Exercise details
Repeat the listing in full. Nothing may be added or left out.

Information supplied
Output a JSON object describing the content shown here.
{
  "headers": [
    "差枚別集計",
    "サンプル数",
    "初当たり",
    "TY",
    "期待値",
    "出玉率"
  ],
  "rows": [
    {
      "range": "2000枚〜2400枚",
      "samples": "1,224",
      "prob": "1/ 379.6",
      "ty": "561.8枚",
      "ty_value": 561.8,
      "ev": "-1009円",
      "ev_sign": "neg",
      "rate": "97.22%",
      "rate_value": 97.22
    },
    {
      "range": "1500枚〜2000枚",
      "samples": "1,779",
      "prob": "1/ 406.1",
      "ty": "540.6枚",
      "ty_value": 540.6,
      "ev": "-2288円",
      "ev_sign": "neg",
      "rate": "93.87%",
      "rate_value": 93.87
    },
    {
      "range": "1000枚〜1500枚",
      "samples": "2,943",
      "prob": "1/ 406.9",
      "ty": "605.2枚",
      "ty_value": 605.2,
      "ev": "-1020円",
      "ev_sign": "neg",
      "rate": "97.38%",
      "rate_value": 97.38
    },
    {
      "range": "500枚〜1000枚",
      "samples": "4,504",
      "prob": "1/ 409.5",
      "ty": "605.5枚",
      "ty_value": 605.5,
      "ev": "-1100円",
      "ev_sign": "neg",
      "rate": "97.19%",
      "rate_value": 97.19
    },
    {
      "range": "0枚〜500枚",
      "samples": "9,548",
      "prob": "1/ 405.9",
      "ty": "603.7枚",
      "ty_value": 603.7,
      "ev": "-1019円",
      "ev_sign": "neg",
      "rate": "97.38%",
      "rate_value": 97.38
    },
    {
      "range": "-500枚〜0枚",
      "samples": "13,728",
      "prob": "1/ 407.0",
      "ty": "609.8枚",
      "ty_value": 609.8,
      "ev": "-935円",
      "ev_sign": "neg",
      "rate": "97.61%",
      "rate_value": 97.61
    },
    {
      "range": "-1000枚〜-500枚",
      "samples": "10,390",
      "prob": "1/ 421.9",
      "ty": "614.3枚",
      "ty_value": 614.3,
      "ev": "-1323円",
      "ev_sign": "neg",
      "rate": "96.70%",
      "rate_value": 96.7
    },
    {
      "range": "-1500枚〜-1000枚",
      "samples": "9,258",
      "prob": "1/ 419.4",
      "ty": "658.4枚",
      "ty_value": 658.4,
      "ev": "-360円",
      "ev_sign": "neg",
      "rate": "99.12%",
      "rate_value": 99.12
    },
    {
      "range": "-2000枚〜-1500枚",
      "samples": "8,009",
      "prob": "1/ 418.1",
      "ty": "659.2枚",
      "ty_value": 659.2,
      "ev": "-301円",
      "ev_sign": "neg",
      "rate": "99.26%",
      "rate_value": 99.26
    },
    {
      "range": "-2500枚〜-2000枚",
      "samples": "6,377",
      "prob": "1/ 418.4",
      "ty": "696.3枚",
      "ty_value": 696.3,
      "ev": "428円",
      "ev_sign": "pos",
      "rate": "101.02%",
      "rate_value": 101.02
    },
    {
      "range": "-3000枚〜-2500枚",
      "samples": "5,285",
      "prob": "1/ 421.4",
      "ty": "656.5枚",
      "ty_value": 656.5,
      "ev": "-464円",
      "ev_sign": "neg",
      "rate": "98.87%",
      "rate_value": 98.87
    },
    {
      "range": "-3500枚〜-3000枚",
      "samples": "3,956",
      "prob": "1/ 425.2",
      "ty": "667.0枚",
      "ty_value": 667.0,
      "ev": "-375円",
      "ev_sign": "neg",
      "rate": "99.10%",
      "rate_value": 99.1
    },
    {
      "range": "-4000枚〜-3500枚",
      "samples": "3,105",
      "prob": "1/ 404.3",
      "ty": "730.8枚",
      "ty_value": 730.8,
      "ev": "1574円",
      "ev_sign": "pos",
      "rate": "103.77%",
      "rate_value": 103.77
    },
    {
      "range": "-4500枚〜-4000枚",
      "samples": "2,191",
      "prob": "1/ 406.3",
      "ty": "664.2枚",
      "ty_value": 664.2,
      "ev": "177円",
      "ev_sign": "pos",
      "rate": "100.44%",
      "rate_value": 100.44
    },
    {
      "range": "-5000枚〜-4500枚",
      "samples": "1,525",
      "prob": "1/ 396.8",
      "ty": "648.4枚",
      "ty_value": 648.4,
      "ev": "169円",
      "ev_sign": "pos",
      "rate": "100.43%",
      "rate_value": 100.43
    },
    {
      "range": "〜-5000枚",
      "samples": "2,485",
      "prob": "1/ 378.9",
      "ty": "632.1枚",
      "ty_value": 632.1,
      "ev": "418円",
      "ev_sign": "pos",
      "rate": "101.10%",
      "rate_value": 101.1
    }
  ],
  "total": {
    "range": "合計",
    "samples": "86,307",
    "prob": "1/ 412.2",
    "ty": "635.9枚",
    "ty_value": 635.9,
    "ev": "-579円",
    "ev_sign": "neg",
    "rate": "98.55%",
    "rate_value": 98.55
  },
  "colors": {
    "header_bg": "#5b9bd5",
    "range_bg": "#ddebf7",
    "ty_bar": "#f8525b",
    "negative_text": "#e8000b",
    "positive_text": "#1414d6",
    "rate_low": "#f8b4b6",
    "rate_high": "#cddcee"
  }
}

Solved exercise
Output a JSON object describing the content shown here.
{
  "headers": [
    "差枚別集計",
    "サンプル数",
    "初当たり",
    "TY",
    "期待値",
    "出玉率"
  ],
  "rows": [
    {
      "range": "2000枚〜2400枚",
      "samples": "1,224",
      "prob": "1/ 379.6",
      "ty": "561.8枚",
      "ty_value": 561.8,
      "ev": "-1009円",
      "ev_sign": "neg",
      "rate": "97.22%",
      "rate_value": 97.22
    },
    {
      "range": "1500枚〜2000枚",
      "samples": "1,779",
      "prob": "1/ 406.1",
      "ty": "540.6枚",
      "ty_value": 540.6,
      "ev": "-2288円",
      "ev_sign": "neg",
      "rate": "93.87%",
      "rate_value": 93.87
    },
    {
      "range": "1000枚〜1500枚",
      "samples": "2,943",
      "prob": "1/ 406.9",
      "ty": "605.2枚",
      "ty_value": 605.2,
      "ev": "-1020円",
      "ev_sign": "neg",
      "rate": "97.38%",
      "rate_value": 97.38
    },
    {
      "range": "500枚〜1000枚",
      "samples": "4,504",
      "prob": "1/ 409.5",
      "ty": "605.5枚",
      "ty_value": 605.5,
      "ev": "-1100円",
      "ev_sign": "neg",
      "rate": "97.19%",
      "rate_value": 97.19
    },
    {
      "range": "0枚〜500枚",
      "samples": "9,548",
      "prob": "1/ 405.9",
      "ty": "603.7枚",
      "ty_value": 603.7,
      "ev": "-1019円",
      "ev_sign": "neg",
      "rate": "97.38%",
      "rate_value": 97.38
    },
    {
      "range": "-500枚〜0枚",
      "samples": "13,728",
      "prob": "1/ 407.0",
      "ty": "609.8枚",
      "ty_value": 609.8,
      "ev": "-935円",
      "ev_sign": "neg",
      "rate": "97.61%",
      "rate_value": 97.61
    },
    {
      "range": "-1000枚〜-500枚",
      "samples": "10,390",
      "prob": "1/ 421.9",
      "ty": "614.3枚",
      "ty_value": 614.3,
      "ev": "-1323円",
      "ev_sign": "neg",
      "rate": "96.70%",
      "rate_value": 96.7
    },
    {
      "range": "-1500枚〜-1000枚",
      "samples": "9,258",
      "prob": "1/ 419.4",
      "ty": "658.4枚",
      "ty_value": 658.4,
      "ev": "-360円",
      "ev_sign": "neg",
      "rate": "99.12%",
      "rate_value": 99.12
    },
    {
      "range": "-2000枚〜-1500枚",
      "samples": "8,009",
      "prob": "1/ 418.1",
      "ty": "659.2枚",
      "ty_value": 659.2,
      "ev": "-301円",
      "ev_sign": "neg",
      "rate": "99.26%",
      "rate_value": 99.26
    },
    {
      "range": "-2500枚〜-2000枚",
      "samples": "6,377",
      "prob": "1/ 418.4",
      "ty": "696.3枚",
      "ty_value": 696.3,
      "ev": "428円",
      "ev_sign": "pos",
      "rate": "101.02%",
      "rate_value": 101.02
    },
    {
      "range": "-3000枚〜-2500枚",
      "samples": "5,285",
      "prob": "1/ 421.4",
      "ty": "656.5枚",
      "ty_value": 656.5,
      "ev": "-464円",
      "ev_sign": "neg",
      "rate": "98.87%",
      "rate_value": 98.87
    },
    {
      "range": "-3500枚〜-3000枚",
      "samples": "3,956",
      "prob": "1/ 425.2",
      "ty": "667.0枚",
      "ty_value": 667.0,
      "ev": "-375円",
      "ev_sign": "neg",
      "rate": "99.10%",
      "rate_value": 99.1
    },
    {
      "range": "-4000枚〜-3500枚",
      "samples": "3,105",
      "prob": "1/ 404.3",
      "ty": "730.8枚",
      "ty_value": 730.8,
      "ev": "1574円",
      "ev_sign": "pos",
      "rate": "103.77%",
      "rate_value": 103.77
    },
    {
      "range": "-4500枚〜-4000枚",
      "samples": "2,191",
      "prob": "1/ 406.3",
      "ty": "664.2枚",
      "ty_value": 664.2,
      "ev": "177円",
      "ev_sign": "pos",
      "rate": "100.44%",
      "rate_value": 100.44
    },
    {
      "range": "-5000枚〜-4500枚",
      "samples": "1,525",
      "prob": "1/ 396.8",
      "ty": "648.4枚",
      "ty_value": 648.4,
      "ev": "169円",
      "ev_sign": "pos",
      "rate": "100.43%",
      "rate_value": 100.43
    },
    {
      "range": "〜-5000枚",
      "samples": "2,485",
      "prob": "1/ 378.9",
      "ty": "632.1枚",
      "ty_value": 632.1,
      "ev": "418円",
      "ev_sign": "pos",
      "rate": "101.10%",
      "rate_value": 101.1
    }
  ],
  "total": {
    "range": "合計",
    "samples": "86,307",
    "prob": "1/ 412.2",
    "ty": "635.9枚",
    "ty_value": 635.9,
    "ev": "-579円",
    "ev_sign": "neg",
    "rate": "98.55%",
    "rate_value": 98.55
  },
  "colors": {
    "header_bg": "#5b9bd5",
    "range_bg": "#ddebf7",
    "ty_bar": "#f8525b",
    "negative_text": "#e8000b",
    "positive_text": "#1414d6",
    "rate_low": "#f8b4b6",
    "rate_high": "#cddcee"
  }
}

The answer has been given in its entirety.